Consigne donnée 1:
Reproduisez à l'identique les lignes enregistrées, de la première jusqu'à celle qui contient "paragraph: Основанием для", bornes comprises.
***** Texte fourni *****
La robe neuve de la charité, vie spirituelle et engagement : un même mouvement de conversion
La robe de baptème de Madeleine Dans les bras de son père
« Un fil dans une robe »
« Je rêve que la Charité de Jésus soit dans l’Eglise ce qu’est un fil dans une robe : il tient les morceaux ensemble et personne ne le voit sinon le tailleur qui l’y a mis.[2] »
Voilà ce qu’écrit Madeleine Delbrêl en 1932, tout juste un an avant son arrivée à Ivry avec ses deux compagnes, arrivée qui signera le début de leur aventure missionnaire en plein monde. Telle la tunique du Christ, sans couture, tissée d’une seule pièce symbole de l’unité de l’Eglise, mais aussi de la nature divine unie à l’humanité de Jésus, le fil dans la robe est pour Madeleine une image qui représente la Charité qui tient l’Eglise unie. Un fil, ça ne se voit pas, mais c’est essentiel pour que l’ensemble tienne. Ainsi, Madeleine a voulu la Charité du 11 rue Raspail comme un fil, un lieu où se fait l’unité pour y vivre l’intériorité, la prière, la solitude, mais aussi les sacrements dont l’eucharistie, sacrement d’unité par excellence... Et ceci pour réaliser en elle, en chacune des Charités, comme elles s’appelaient au début, la jonction, l’unité des deux commandements du Seigneur : l’amour de Dieu et l’amour des hommes. C’est le fil directeur de la vie de Madeleine, de la vocation de la Charité, la charnière de leur vie : être une « jonction entre les familles proprement religieuses et ces autres mouvements mêlés à la pâte[3] », et réaliser ainsi l’union de ces deux commandements.
*****
Consigne donnée 2:
Selon le texte sur Madeleine Delbrêl, en quelle année écrit-elle la phrase sur la Charité comparée à un fil dans une robe ?
***** Lignes d'entrée *****
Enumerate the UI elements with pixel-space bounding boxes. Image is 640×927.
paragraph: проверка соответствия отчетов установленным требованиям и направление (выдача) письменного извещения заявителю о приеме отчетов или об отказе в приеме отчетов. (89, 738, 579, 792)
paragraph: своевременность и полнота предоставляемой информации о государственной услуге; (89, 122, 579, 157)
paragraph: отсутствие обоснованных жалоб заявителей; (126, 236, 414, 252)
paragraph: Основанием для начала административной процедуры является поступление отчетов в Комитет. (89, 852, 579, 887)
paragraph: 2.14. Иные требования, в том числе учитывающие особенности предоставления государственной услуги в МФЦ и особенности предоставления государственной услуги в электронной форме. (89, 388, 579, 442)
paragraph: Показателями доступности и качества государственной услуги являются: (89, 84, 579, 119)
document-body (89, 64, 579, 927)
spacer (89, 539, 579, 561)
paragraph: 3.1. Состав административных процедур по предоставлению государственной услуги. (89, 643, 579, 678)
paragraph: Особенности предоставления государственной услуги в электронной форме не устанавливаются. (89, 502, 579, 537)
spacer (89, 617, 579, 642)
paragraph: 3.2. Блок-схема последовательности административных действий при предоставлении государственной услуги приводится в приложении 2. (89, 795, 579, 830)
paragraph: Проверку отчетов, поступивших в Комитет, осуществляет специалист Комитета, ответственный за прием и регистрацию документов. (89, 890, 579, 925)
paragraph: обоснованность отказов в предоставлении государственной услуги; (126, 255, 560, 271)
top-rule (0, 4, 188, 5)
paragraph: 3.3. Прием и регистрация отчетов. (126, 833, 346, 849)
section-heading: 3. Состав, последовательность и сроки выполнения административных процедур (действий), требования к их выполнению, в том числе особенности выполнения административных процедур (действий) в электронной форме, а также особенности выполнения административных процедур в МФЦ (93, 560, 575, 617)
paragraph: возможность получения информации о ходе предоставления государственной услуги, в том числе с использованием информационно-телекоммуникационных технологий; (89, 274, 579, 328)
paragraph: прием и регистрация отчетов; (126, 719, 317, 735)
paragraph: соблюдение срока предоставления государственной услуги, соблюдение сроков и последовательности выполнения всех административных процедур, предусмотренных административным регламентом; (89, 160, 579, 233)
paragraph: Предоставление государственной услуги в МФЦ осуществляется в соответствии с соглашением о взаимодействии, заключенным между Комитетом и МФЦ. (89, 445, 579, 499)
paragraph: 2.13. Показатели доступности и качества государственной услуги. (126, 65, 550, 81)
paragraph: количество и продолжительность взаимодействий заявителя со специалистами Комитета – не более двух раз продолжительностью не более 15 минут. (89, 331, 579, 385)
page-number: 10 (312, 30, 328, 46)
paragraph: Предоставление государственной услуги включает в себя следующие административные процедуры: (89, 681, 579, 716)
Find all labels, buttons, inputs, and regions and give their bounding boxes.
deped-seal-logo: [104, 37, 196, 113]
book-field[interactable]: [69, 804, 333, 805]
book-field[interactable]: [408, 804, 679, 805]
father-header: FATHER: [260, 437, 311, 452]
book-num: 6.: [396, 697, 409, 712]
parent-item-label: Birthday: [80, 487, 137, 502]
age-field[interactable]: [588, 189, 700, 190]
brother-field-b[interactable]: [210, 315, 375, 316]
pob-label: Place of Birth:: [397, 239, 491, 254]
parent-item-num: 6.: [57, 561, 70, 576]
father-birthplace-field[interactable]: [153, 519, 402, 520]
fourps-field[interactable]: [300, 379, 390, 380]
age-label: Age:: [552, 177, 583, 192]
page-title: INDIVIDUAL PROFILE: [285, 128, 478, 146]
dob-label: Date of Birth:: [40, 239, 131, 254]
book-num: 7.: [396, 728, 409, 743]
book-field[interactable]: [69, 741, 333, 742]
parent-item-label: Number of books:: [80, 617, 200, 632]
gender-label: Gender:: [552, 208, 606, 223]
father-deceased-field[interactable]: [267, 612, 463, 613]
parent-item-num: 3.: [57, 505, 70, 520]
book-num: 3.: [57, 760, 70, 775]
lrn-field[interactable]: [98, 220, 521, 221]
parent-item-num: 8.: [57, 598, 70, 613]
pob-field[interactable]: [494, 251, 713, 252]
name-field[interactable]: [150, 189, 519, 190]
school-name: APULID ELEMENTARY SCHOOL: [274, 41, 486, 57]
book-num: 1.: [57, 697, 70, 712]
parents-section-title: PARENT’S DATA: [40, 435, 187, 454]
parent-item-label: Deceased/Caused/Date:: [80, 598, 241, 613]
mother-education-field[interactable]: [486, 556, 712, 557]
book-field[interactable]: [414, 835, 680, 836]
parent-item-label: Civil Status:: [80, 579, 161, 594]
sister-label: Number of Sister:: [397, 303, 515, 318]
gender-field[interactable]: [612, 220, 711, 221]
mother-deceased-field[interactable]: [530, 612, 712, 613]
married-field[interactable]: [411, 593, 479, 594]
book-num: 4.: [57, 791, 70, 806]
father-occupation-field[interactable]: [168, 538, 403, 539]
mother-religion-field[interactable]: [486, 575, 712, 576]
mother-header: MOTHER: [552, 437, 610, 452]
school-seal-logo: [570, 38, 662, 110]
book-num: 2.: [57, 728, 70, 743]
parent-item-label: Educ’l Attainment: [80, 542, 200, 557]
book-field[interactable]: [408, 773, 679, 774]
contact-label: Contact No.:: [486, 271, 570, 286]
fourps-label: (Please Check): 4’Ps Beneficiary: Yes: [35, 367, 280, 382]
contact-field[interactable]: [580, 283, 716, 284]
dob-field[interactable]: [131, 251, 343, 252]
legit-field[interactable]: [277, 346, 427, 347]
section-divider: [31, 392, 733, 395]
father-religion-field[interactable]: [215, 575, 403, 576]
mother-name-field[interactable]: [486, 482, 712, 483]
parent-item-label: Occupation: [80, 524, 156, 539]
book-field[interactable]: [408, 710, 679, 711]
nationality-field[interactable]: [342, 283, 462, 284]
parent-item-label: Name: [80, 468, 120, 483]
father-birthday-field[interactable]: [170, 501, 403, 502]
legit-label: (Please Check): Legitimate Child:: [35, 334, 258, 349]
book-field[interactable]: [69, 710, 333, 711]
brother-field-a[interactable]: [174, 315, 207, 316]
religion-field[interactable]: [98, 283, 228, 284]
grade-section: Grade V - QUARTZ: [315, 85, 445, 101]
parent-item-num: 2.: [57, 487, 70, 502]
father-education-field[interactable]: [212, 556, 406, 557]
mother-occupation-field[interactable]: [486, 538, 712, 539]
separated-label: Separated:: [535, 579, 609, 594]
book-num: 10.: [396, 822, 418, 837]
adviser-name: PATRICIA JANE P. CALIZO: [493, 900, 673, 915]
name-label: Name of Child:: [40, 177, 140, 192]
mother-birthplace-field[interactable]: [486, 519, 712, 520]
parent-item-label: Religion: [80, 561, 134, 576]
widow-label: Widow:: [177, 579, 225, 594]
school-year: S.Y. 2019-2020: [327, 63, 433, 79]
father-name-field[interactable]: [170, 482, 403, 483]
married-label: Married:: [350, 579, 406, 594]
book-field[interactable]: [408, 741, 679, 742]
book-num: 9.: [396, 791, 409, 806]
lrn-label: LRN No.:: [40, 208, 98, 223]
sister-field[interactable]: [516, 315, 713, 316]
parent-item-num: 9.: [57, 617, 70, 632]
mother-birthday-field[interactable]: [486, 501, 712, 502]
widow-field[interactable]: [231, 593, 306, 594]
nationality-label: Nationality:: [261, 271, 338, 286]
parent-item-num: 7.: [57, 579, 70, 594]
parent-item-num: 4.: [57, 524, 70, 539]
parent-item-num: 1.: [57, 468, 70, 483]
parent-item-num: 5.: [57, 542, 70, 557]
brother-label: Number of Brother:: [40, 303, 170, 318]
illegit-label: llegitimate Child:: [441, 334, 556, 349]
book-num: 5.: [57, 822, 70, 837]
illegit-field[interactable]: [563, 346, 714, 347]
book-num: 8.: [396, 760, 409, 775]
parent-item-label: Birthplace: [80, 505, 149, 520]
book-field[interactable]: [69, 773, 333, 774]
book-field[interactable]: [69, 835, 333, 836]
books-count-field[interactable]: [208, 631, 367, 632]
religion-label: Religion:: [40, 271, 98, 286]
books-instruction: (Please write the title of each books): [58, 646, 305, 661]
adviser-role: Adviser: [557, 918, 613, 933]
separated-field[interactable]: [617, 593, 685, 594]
*****
Réponse attendue 1:
Enumerate the UI elements with pixel-space bounding boxes. Image is 640×927.
paragraph: проверка соответствия отчетов установленным требованиям и направление (выдача) письменного извещения заявителю о приеме отчетов или об отказе в приеме отчетов. (89, 738, 579, 792)
paragraph: своевременность и полнота предоставляемой информации о государственной услуге; (89, 122, 579, 157)
paragraph: отсутствие обоснованных жалоб заявителей; (126, 236, 414, 252)
paragraph: Основанием для начала административной процедуры является поступление отчетов в Комитет. (89, 852, 579, 887)

Réponse attendue 2:
En 1932.